**AIM OF THE TASK**
Write out again only the lines between the one with "What data populates" and the end of the records below, both ends counted, and don't include the pictures.

**GIVEN ENTRIES**
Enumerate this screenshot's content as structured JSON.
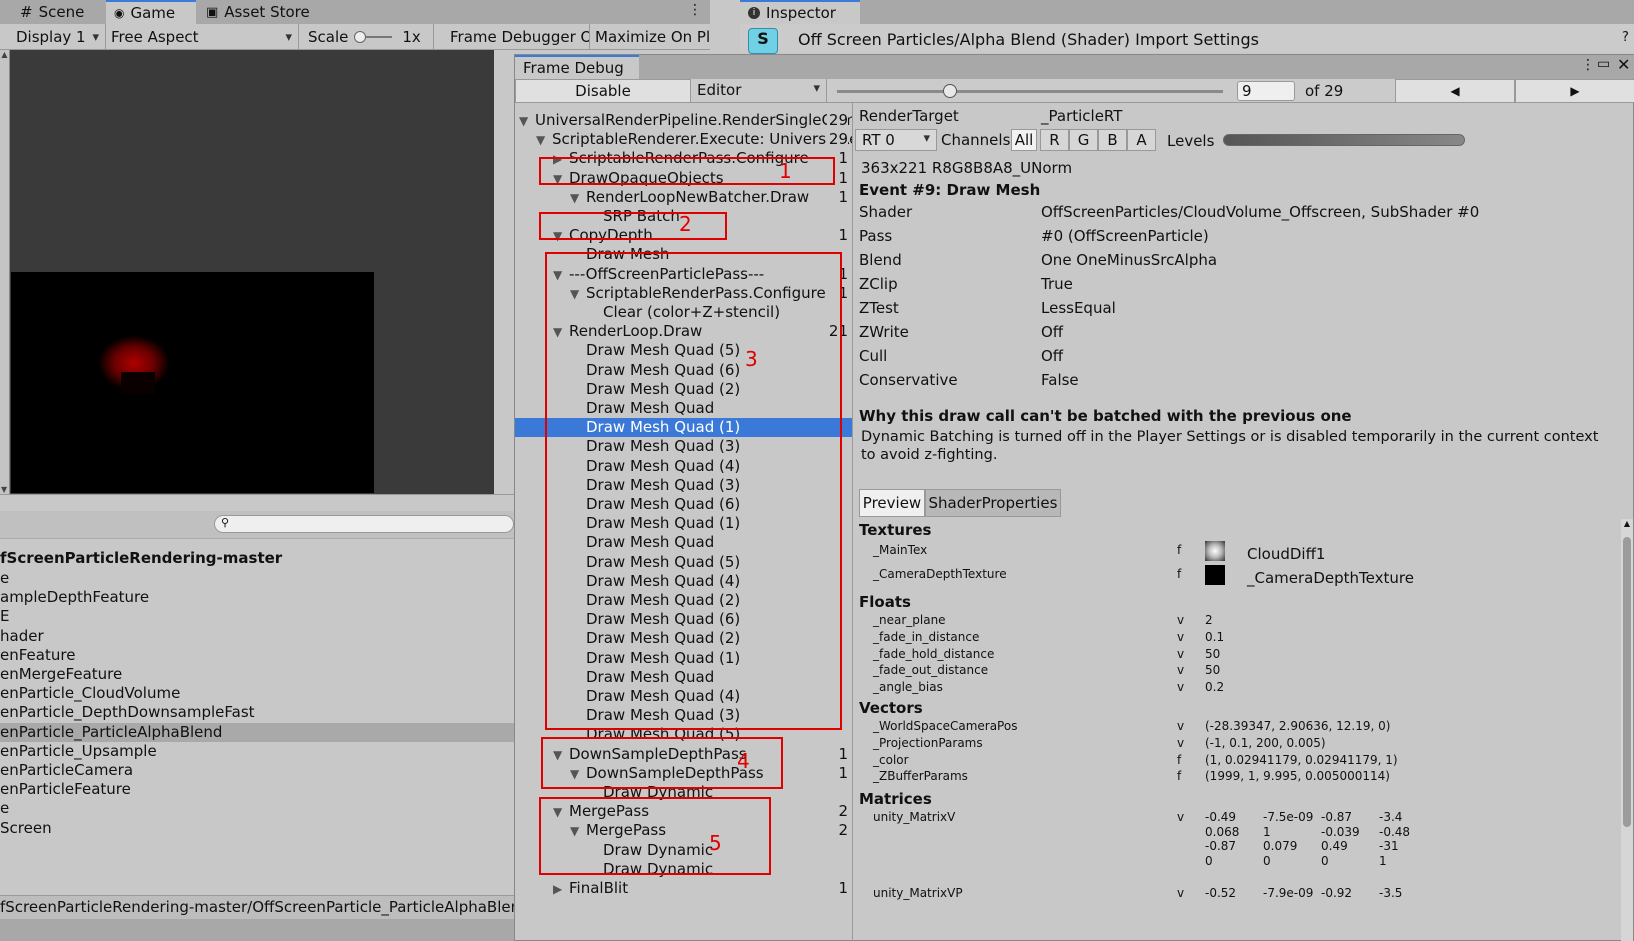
{
  "left_tabs": [
    "Scene",
    "Game",
    "Asset Store"
  ],
  "game_toolbar": {
    "display": "Display 1",
    "aspect": "Free Aspect",
    "scale_label": "Scale",
    "scale_value": "1x",
    "frame_debugger": "Frame Debugger On",
    "maximize": "Maximize On Pla"
  },
  "project_list": {
    "header": "fScreenParticleRendering-master",
    "items": [
      "e",
      "ampleDepthFeature",
      "E",
      "hader",
      "enFeature",
      "enMergeFeature",
      "enParticle_CloudVolume",
      "enParticle_DepthDownsampleFast",
      "enParticle_ParticleAlphaBlend",
      "enParticle_Upsample",
      "enParticleCamera",
      "enParticleFeature",
      "e",
      "Screen"
    ],
    "selected_index": 8,
    "path": "fScreenParticleRendering-master/OffScreenParticle_ParticleAlphaBlend"
  },
  "inspector": {
    "tab": "Inspector",
    "title": "Off Screen Particles/Alpha Blend (Shader) Import Settings"
  },
  "frame_debug": {
    "tab": "Frame Debug",
    "disable": "Disable",
    "editor": "Editor",
    "current": "9",
    "of": "of 29",
    "tree": [
      {
        "label": "UniversalRenderPipeline.RenderSingleCamera",
        "count": "29",
        "indent": 0,
        "tri": "▼"
      },
      {
        "label": "ScriptableRenderer.Execute: UniversalRenderer",
        "count": "29",
        "indent": 1,
        "tri": "▼"
      },
      {
        "label": "ScriptableRenderPass.Configure",
        "count": "1",
        "indent": 2,
        "tri": "▶"
      },
      {
        "label": "DrawOpaqueObjects",
        "count": "1",
        "indent": 2,
        "tri": "▼"
      },
      {
        "label": "RenderLoopNewBatcher.Draw",
        "count": "1",
        "indent": 3,
        "tri": "▼"
      },
      {
        "label": "SRP Batch",
        "count": "",
        "indent": 4,
        "tri": ""
      },
      {
        "label": "CopyDepth",
        "count": "1",
        "indent": 2,
        "tri": "▼"
      },
      {
        "label": "Draw Mesh",
        "count": "",
        "indent": 3,
        "tri": ""
      },
      {
        "label": "---OffScreenParticlePass---",
        "count": "1",
        "indent": 2,
        "tri": "▼"
      },
      {
        "label": "ScriptableRenderPass.Configure",
        "count": "1",
        "indent": 3,
        "tri": "▼"
      },
      {
        "label": "Clear (color+Z+stencil)",
        "count": "",
        "indent": 4,
        "tri": ""
      },
      {
        "label": "RenderLoop.Draw",
        "count": "21",
        "indent": 2,
        "tri": "▼"
      },
      {
        "label": "Draw Mesh Quad (5)",
        "count": "",
        "indent": 3,
        "tri": ""
      },
      {
        "label": "Draw Mesh Quad (6)",
        "count": "",
        "indent": 3,
        "tri": ""
      },
      {
        "label": "Draw Mesh Quad (2)",
        "count": "",
        "indent": 3,
        "tri": ""
      },
      {
        "label": "Draw Mesh Quad",
        "count": "",
        "indent": 3,
        "tri": ""
      },
      {
        "label": "Draw Mesh Quad (1)",
        "count": "",
        "indent": 3,
        "tri": "",
        "selected": true
      },
      {
        "label": "Draw Mesh Quad (3)",
        "count": "",
        "indent": 3,
        "tri": ""
      },
      {
        "label": "Draw Mesh Quad (4)",
        "count": "",
        "indent": 3,
        "tri": ""
      },
      {
        "label": "Draw Mesh Quad (3)",
        "count": "",
        "indent": 3,
        "tri": ""
      },
      {
        "label": "Draw Mesh Quad (6)",
        "count": "",
        "indent": 3,
        "tri": ""
      },
      {
        "label": "Draw Mesh Quad (1)",
        "count": "",
        "indent": 3,
        "tri": ""
      },
      {
        "label": "Draw Mesh Quad",
        "count": "",
        "indent": 3,
        "tri": ""
      },
      {
        "label": "Draw Mesh Quad (5)",
        "count": "",
        "indent": 3,
        "tri": ""
      },
      {
        "label": "Draw Mesh Quad (4)",
        "count": "",
        "indent": 3,
        "tri": ""
      },
      {
        "label": "Draw Mesh Quad (2)",
        "count": "",
        "indent": 3,
        "tri": ""
      },
      {
        "label": "Draw Mesh Quad (6)",
        "count": "",
        "indent": 3,
        "tri": ""
      },
      {
        "label": "Draw Mesh Quad (2)",
        "count": "",
        "indent": 3,
        "tri": ""
      },
      {
        "label": "Draw Mesh Quad (1)",
        "count": "",
        "indent": 3,
        "tri": ""
      },
      {
        "label": "Draw Mesh Quad",
        "count": "",
        "indent": 3,
        "tri": ""
      },
      {
        "label": "Draw Mesh Quad (4)",
        "count": "",
        "indent": 3,
        "tri": ""
      },
      {
        "label": "Draw Mesh Quad (3)",
        "count": "",
        "indent": 3,
        "tri": ""
      },
      {
        "label": "Draw Mesh Quad (5)",
        "count": "",
        "indent": 3,
        "tri": ""
      },
      {
        "label": "DownSampleDepthPass",
        "count": "1",
        "indent": 2,
        "tri": "▼"
      },
      {
        "label": "DownSampleDepthPass",
        "count": "1",
        "indent": 3,
        "tri": "▼"
      },
      {
        "label": "Draw Dynamic",
        "count": "",
        "indent": 4,
        "tri": ""
      },
      {
        "label": "MergePass",
        "count": "2",
        "indent": 2,
        "tri": "▼"
      },
      {
        "label": "MergePass",
        "count": "2",
        "indent": 3,
        "tri": "▼"
      },
      {
        "label": "Draw Dynamic",
        "count": "",
        "indent": 4,
        "tri": ""
      },
      {
        "label": "Draw Dynamic",
        "count": "",
        "indent": 4,
        "tri": ""
      },
      {
        "label": "FinalBlit",
        "count": "1",
        "indent": 2,
        "tri": "▶"
      }
    ],
    "annotations": [
      "1",
      "2",
      "3",
      "4",
      "5"
    ]
  },
  "details": {
    "render_target_label": "RenderTarget",
    "render_target": "_ParticleRT",
    "rt": "RT 0",
    "channels": "Channels",
    "channel_buttons": [
      "All",
      "R",
      "G",
      "B",
      "A"
    ],
    "levels": "Levels",
    "format": "363x221 R8G8B8A8_UNorm",
    "event": "Event #9: Draw Mesh",
    "props": [
      {
        "k": "Shader",
        "v": "OffScreenParticles/CloudVolume_Offscreen, SubShader #0"
      },
      {
        "k": "Pass",
        "v": "#0 (OffScreenParticle)"
      },
      {
        "k": "Blend",
        "v": "One OneMinusSrcAlpha"
      },
      {
        "k": "ZClip",
        "v": "True"
      },
      {
        "k": "ZTest",
        "v": "LessEqual"
      },
      {
        "k": "ZWrite",
        "v": "Off"
      },
      {
        "k": "Cull",
        "v": "Off"
      },
      {
        "k": "Conservative",
        "v": "False"
      }
    ],
    "batch_title": "Why this draw call can't be batched with the previous one",
    "batch_text1": "Dynamic Batching is turned off in the Player Settings or is disabled temporarily in the current context",
    "batch_text2": "to avoid z-fighting.",
    "tabs": [
      "Preview",
      "ShaderProperties"
    ],
    "textures_h": "Textures",
    "textures": [
      {
        "k": "_MainTex",
        "t": "f",
        "v": "CloudDiff1"
      },
      {
        "k": "_CameraDepthTexture",
        "t": "f",
        "v": "_CameraDepthTexture"
      }
    ],
    "floats_h": "Floats",
    "floats": [
      {
        "k": "_near_plane",
        "t": "v",
        "v": "2"
      },
      {
        "k": "_fade_in_distance",
        "t": "v",
        "v": "0.1"
      },
      {
        "k": "_fade_hold_distance",
        "t": "v",
        "v": "50"
      },
      {
        "k": "_fade_out_distance",
        "t": "v",
        "v": "50"
      },
      {
        "k": "_angle_bias",
        "t": "v",
        "v": "0.2"
      }
    ],
    "vectors_h": "Vectors",
    "vectors": [
      {
        "k": "_WorldSpaceCameraPos",
        "t": "v",
        "v": "(-28.39347, 2.90636, 12.19, 0)"
      },
      {
        "k": "_ProjectionParams",
        "t": "v",
        "v": "(-1, 0.1, 200, 0.005)"
      },
      {
        "k": "_color",
        "t": "f",
        "v": "(1, 0.02941179, 0.02941179, 1)"
      },
      {
        "k": "_ZBufferParams",
        "t": "f",
        "v": "(1999, 1, 9.995, 0.005000114)"
      }
    ],
    "matrices_h": "Matrices",
    "matrixV_name": "unity_MatrixV",
    "matrixV_t": "v",
    "matrixV": [
      [
        "-0.49",
        "-7.5e-09",
        "-0.87",
        "-3.4"
      ],
      [
        "0.068",
        "1",
        "-0.039",
        "-0.48"
      ],
      [
        "-0.87",
        "0.079",
        "0.49",
        "-31"
      ],
      [
        "0",
        "0",
        "0",
        "1"
      ]
    ],
    "matrixVP_name": "unity_MatrixVP",
    "matrixVP_t": "v",
    "matrixVP": [
      "-0.52",
      "-7.9e-09",
      "-0.92",
      "-3.5"
    ]
  }
}
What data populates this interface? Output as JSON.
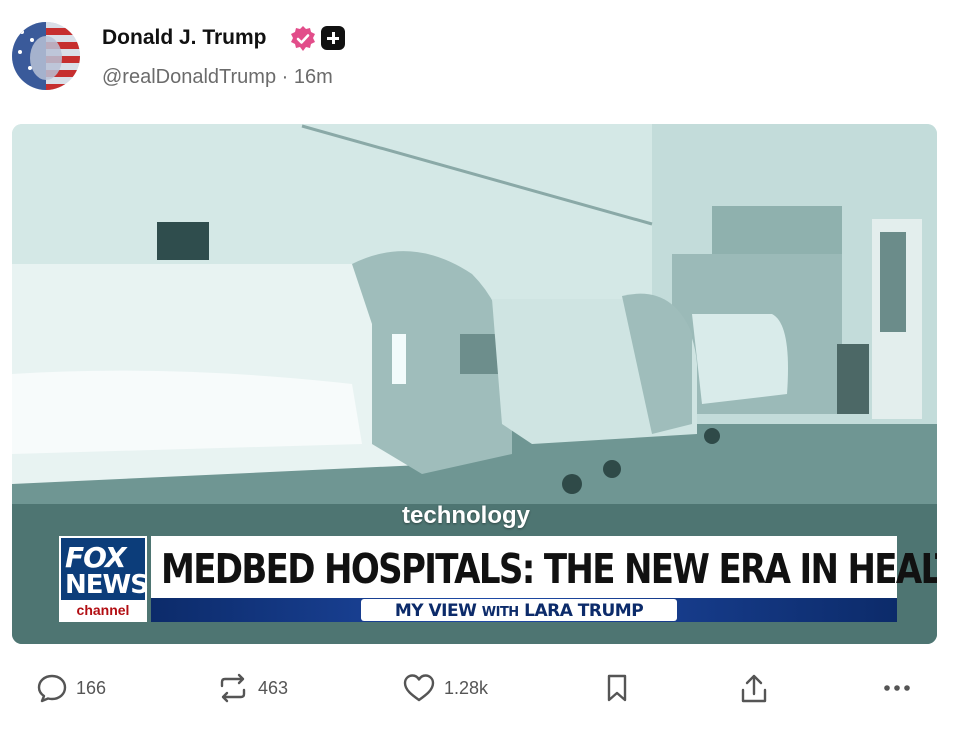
{
  "post": {
    "author_name": "Donald J. Trump",
    "handle": "@realDonaldTrump",
    "time": "16m",
    "handle_line": "@realDonaldTrump · 16m"
  },
  "media": {
    "overlay_label": "technology",
    "network_logo_line1": "FOX",
    "network_logo_line2": "NEWS",
    "network_logo_line3": "channel",
    "headline": "MEDBED HOSPITALS: THE NEW ERA IN HEALTHCARE",
    "show_title": "MY VIEW",
    "show_with": "WITH",
    "show_host": "LARA TRUMP"
  },
  "actions": {
    "replies": "166",
    "reposts": "463",
    "likes": "1.28k"
  },
  "icons": {
    "verified": "verified-badge-icon",
    "follow": "plus-icon",
    "reply": "comment-icon",
    "repost": "repost-icon",
    "like": "heart-icon",
    "bookmark": "bookmark-icon",
    "share": "share-icon",
    "more": "more-icon"
  },
  "colors": {
    "verified_badge": "#e24d8a",
    "fox_blue": "#0c3d7a",
    "fox_red": "#b20d12"
  }
}
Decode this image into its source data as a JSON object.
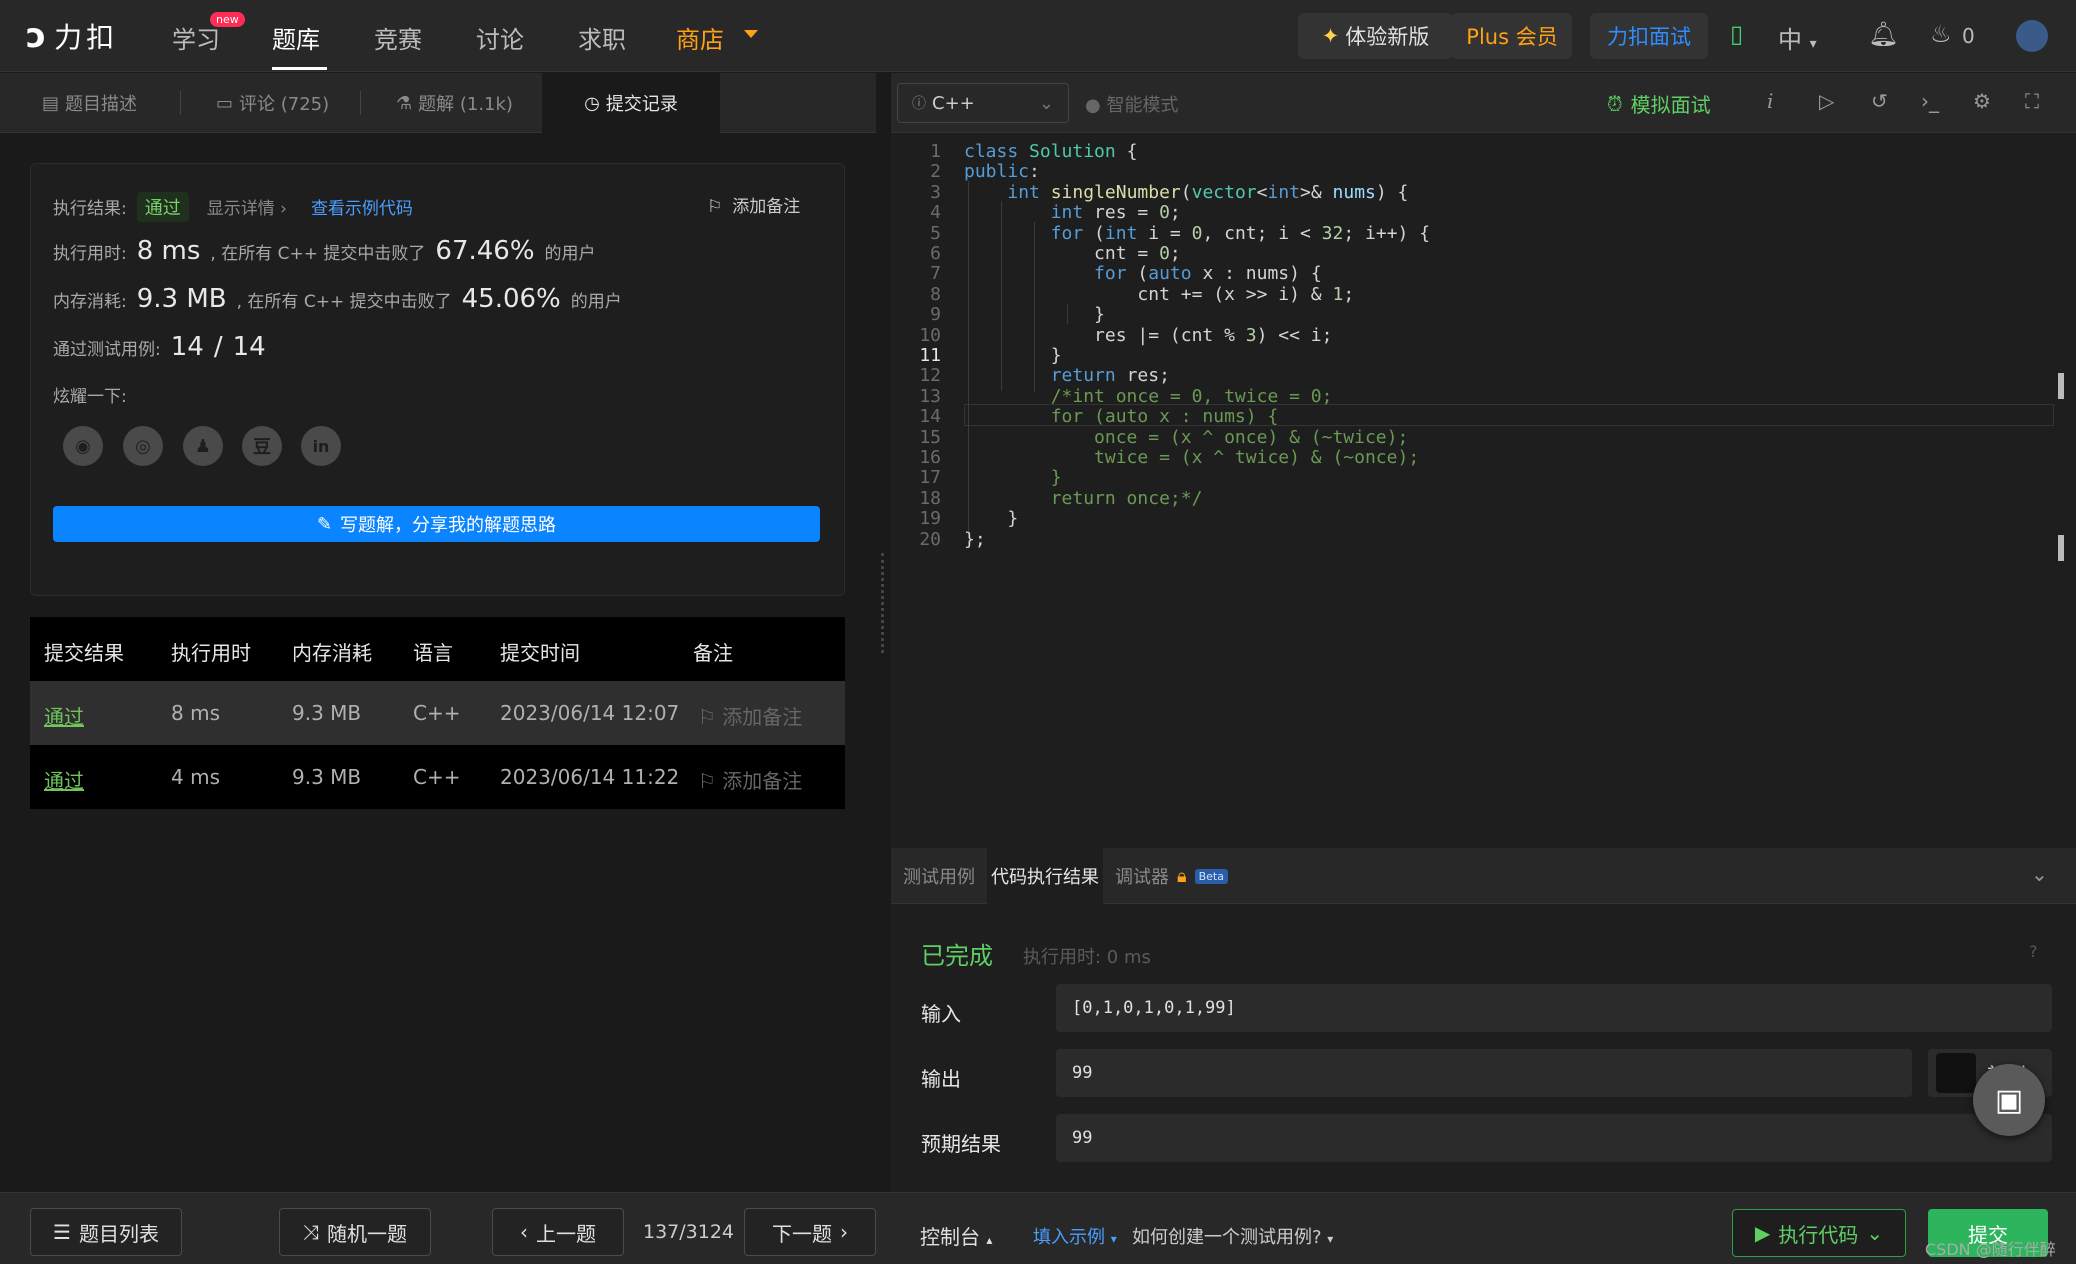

**ANSWER TO THIS EXERCISE**
What data populates this interface? Output as JSON.
{
  "post": {
    "author_name": "Donald J. Trump",
    "handle": "@realDonaldTrump",
    "time": "16m",
    "handle_line": "@realDonaldTrump · 16m"
  },
  "media": {
    "overlay_label": "technology",
    "network_logo_line1": "FOX",
    "network_logo_line2": "NEWS",
    "network_logo_line3": "channel",
    "headline": "MEDBED HOSPITALS: THE NEW ERA IN HEALTHCARE",
    "show_title": "MY VIEW",
    "show_with": "WITH",
    "show_host": "LARA TRUMP"
  },
  "actions": {
    "replies": "166",
    "reposts": "463",
    "likes": "1.28k"
  },
  "icons": {
    "verified": "verified-badge-icon",
    "follow": "plus-icon",
    "reply": "comment-icon",
    "repost": "repost-icon",
    "like": "heart-icon",
    "bookmark": "bookmark-icon",
    "share": "share-icon",
    "more": "more-icon"
  },
  "colors": {
    "verified_badge": "#e24d8a",
    "fox_blue": "#0c3d7a",
    "fox_red": "#b20d12"
  }
}
Decode this image into its source data as a JSON object.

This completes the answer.